** START OF Source records **

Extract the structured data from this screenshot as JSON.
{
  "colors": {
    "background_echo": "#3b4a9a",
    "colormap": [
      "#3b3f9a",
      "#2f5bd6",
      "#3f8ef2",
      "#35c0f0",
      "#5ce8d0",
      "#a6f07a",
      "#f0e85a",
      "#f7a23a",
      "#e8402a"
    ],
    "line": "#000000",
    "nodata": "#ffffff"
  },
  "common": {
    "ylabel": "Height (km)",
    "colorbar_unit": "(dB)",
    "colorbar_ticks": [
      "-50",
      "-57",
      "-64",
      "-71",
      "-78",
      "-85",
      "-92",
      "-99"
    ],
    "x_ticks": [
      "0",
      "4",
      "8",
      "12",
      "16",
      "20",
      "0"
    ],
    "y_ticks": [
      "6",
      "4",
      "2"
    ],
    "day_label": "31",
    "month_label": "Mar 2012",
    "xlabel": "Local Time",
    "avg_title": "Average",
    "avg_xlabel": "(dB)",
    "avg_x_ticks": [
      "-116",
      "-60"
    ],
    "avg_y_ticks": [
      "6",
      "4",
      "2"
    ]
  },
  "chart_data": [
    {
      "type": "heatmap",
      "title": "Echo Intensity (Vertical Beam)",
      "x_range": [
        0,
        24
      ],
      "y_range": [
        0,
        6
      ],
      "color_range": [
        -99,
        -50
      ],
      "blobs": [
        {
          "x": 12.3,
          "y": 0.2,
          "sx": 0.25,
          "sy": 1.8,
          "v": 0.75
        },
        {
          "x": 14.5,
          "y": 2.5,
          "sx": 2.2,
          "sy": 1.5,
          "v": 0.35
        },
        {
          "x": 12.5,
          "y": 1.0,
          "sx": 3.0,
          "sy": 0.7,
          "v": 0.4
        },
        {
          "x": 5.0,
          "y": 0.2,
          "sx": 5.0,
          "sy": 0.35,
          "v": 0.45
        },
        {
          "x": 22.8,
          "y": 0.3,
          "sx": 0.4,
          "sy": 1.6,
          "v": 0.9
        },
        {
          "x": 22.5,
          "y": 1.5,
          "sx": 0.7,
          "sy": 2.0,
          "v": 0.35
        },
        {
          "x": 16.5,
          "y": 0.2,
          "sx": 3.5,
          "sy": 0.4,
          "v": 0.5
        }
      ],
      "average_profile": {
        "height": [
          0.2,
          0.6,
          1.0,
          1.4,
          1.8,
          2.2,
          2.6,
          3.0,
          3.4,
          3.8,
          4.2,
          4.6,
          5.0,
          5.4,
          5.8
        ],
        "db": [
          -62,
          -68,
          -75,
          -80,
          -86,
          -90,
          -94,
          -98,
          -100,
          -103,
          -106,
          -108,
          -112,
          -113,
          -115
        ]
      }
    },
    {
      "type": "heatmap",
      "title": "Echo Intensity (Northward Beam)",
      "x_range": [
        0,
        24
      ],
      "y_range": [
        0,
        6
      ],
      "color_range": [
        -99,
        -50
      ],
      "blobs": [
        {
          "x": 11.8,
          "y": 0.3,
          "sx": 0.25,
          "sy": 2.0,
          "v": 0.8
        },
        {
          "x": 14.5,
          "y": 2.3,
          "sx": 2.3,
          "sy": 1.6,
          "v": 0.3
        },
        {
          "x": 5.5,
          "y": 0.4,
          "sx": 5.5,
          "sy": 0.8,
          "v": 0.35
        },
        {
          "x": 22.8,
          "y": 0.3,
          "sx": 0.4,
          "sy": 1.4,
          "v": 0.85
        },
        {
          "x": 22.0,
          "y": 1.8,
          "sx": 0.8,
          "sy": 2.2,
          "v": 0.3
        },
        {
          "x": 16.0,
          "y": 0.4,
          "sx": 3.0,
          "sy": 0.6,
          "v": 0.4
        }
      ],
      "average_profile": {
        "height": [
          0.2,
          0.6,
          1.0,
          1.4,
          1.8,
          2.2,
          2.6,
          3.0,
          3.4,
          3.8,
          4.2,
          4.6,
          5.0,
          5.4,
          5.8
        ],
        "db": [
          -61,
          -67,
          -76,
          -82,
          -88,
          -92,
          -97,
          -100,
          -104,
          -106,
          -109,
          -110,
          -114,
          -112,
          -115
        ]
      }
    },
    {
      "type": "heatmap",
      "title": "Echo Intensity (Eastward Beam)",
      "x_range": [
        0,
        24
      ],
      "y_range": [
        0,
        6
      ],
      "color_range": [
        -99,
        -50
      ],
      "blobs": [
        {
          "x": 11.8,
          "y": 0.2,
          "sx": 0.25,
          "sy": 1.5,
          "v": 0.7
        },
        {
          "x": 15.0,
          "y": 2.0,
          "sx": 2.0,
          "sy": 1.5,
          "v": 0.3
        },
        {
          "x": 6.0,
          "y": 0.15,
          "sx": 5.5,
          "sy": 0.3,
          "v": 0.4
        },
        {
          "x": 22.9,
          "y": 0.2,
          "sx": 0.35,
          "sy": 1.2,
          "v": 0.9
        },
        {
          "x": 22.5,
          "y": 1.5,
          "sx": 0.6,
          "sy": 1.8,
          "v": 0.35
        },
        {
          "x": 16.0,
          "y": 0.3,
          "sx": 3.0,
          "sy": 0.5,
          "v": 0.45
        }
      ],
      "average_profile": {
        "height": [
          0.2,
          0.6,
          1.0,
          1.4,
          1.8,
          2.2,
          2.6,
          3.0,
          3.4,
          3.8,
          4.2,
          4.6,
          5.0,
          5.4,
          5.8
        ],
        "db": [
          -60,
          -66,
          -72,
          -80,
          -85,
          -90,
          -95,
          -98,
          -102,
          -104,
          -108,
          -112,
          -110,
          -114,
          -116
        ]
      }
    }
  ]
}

** END OF Source records **

** What you should do **
Take the listing above and set it down exactly.

** Task output **
Extract the structured data from this screenshot as JSON.
{
  "colors": {
    "background_echo": "#3b4a9a",
    "colormap": [
      "#3b3f9a",
      "#2f5bd6",
      "#3f8ef2",
      "#35c0f0",
      "#5ce8d0",
      "#a6f07a",
      "#f0e85a",
      "#f7a23a",
      "#e8402a"
    ],
    "line": "#000000",
    "nodata": "#ffffff"
  },
  "common": {
    "ylabel": "Height (km)",
    "colorbar_unit": "(dB)",
    "colorbar_ticks": [
      "-50",
      "-57",
      "-64",
      "-71",
      "-78",
      "-85",
      "-92",
      "-99"
    ],
    "x_ticks": [
      "0",
      "4",
      "8",
      "12",
      "16",
      "20",
      "0"
    ],
    "y_ticks": [
      "6",
      "4",
      "2"
    ],
    "day_label": "31",
    "month_label": "Mar 2012",
    "xlabel": "Local Time",
    "avg_title": "Average",
    "avg_xlabel": "(dB)",
    "avg_x_ticks": [
      "-116",
      "-60"
    ],
    "avg_y_ticks": [
      "6",
      "4",
      "2"
    ]
  },
  "chart_data": [
    {
      "type": "heatmap",
      "title": "Echo Intensity (Vertical Beam)",
      "x_range": [
        0,
        24
      ],
      "y_range": [
        0,
        6
      ],
      "color_range": [
        -99,
        -50
      ],
      "blobs": [
        {
          "x": 12.3,
          "y": 0.2,
          "sx": 0.25,
          "sy": 1.8,
          "v": 0.75
        },
        {
          "x": 14.5,
          "y": 2.5,
          "sx": 2.2,
          "sy": 1.5,
          "v": 0.35
        },
        {
          "x": 12.5,
          "y": 1.0,
          "sx": 3.0,
          "sy": 0.7,
          "v": 0.4
        },
        {
          "x": 5.0,
          "y": 0.2,
          "sx": 5.0,
          "sy": 0.35,
          "v": 0.45
        },
        {
          "x": 22.8,
          "y": 0.3,
          "sx": 0.4,
          "sy": 1.6,
          "v": 0.9
        },
        {
          "x": 22.5,
          "y": 1.5,
          "sx": 0.7,
          "sy": 2.0,
          "v": 0.35
        },
        {
          "x": 16.5,
          "y": 0.2,
          "sx": 3.5,
          "sy": 0.4,
          "v": 0.5
        }
      ],
      "average_profile": {
        "height": [
          0.2,
          0.6,
          1.0,
          1.4,
          1.8,
          2.2,
          2.6,
          3.0,
          3.4,
          3.8,
          4.2,
          4.6,
          5.0,
          5.4,
          5.8
        ],
        "db": [
          -62,
          -68,
          -75,
          -80,
          -86,
          -90,
          -94,
          -98,
          -100,
          -103,
          -106,
          -108,
          -112,
          -113,
          -115
        ]
      }
    },
    {
      "type": "heatmap",
      "title": "Echo Intensity (Northward Beam)",
      "x_range": [
        0,
        24
      ],
      "y_range": [
        0,
        6
      ],
      "color_range": [
        -99,
        -50
      ],
      "blobs": [
        {
          "x": 11.8,
          "y": 0.3,
          "sx": 0.25,
          "sy": 2.0,
          "v": 0.8
        },
        {
          "x": 14.5,
          "y": 2.3,
          "sx": 2.3,
          "sy": 1.6,
          "v": 0.3
        },
        {
          "x": 5.5,
          "y": 0.4,
          "sx": 5.5,
          "sy": 0.8,
          "v": 0.35
        },
        {
          "x": 22.8,
          "y": 0.3,
          "sx": 0.4,
          "sy": 1.4,
          "v": 0.85
        },
        {
          "x": 22.0,
          "y": 1.8,
          "sx": 0.8,
          "sy": 2.2,
          "v": 0.3
        },
        {
          "x": 16.0,
          "y": 0.4,
          "sx": 3.0,
          "sy": 0.6,
          "v": 0.4
        }
      ],
      "average_profile": {
        "height": [
          0.2,
          0.6,
          1.0,
          1.4,
          1.8,
          2.2,
          2.6,
          3.0,
          3.4,
          3.8,
          4.2,
          4.6,
          5.0,
          5.4,
          5.8
        ],
        "db": [
          -61,
          -67,
          -76,
          -82,
          -88,
          -92,
          -97,
          -100,
          -104,
          -106,
          -109,
          -110,
          -114,
          -112,
          -115
        ]
      }
    },
    {
      "type": "heatmap",
      "title": "Echo Intensity (Eastward Beam)",
      "x_range": [
        0,
        24
      ],
      "y_range": [
        0,
        6
      ],
      "color_range": [
        -99,
        -50
      ],
      "blobs": [
        {
          "x": 11.8,
          "y": 0.2,
          "sx": 0.25,
          "sy": 1.5,
          "v": 0.7
        },
        {
          "x": 15.0,
          "y": 2.0,
          "sx": 2.0,
          "sy": 1.5,
          "v": 0.3
        },
        {
          "x": 6.0,
          "y": 0.15,
          "sx": 5.5,
          "sy": 0.3,
          "v": 0.4
        },
        {
          "x": 22.9,
          "y": 0.2,
          "sx": 0.35,
          "sy": 1.2,
          "v": 0.9
        },
        {
          "x": 22.5,
          "y": 1.5,
          "sx": 0.6,
          "sy": 1.8,
          "v": 0.35
        },
        {
          "x": 16.0,
          "y": 0.3,
          "sx": 3.0,
          "sy": 0.5,
          "v": 0.45
        }
      ],
      "average_profile": {
        "height": [
          0.2,
          0.6,
          1.0,
          1.4,
          1.8,
          2.2,
          2.6,
          3.0,
          3.4,
          3.8,
          4.2,
          4.6,
          5.0,
          5.4,
          5.8
        ],
        "db": [
          -60,
          -66,
          -72,
          -80,
          -85,
          -90,
          -95,
          -98,
          -102,
          -104,
          -108,
          -112,
          -110,
          -114,
          -116
        ]
      }
    }
  ]
}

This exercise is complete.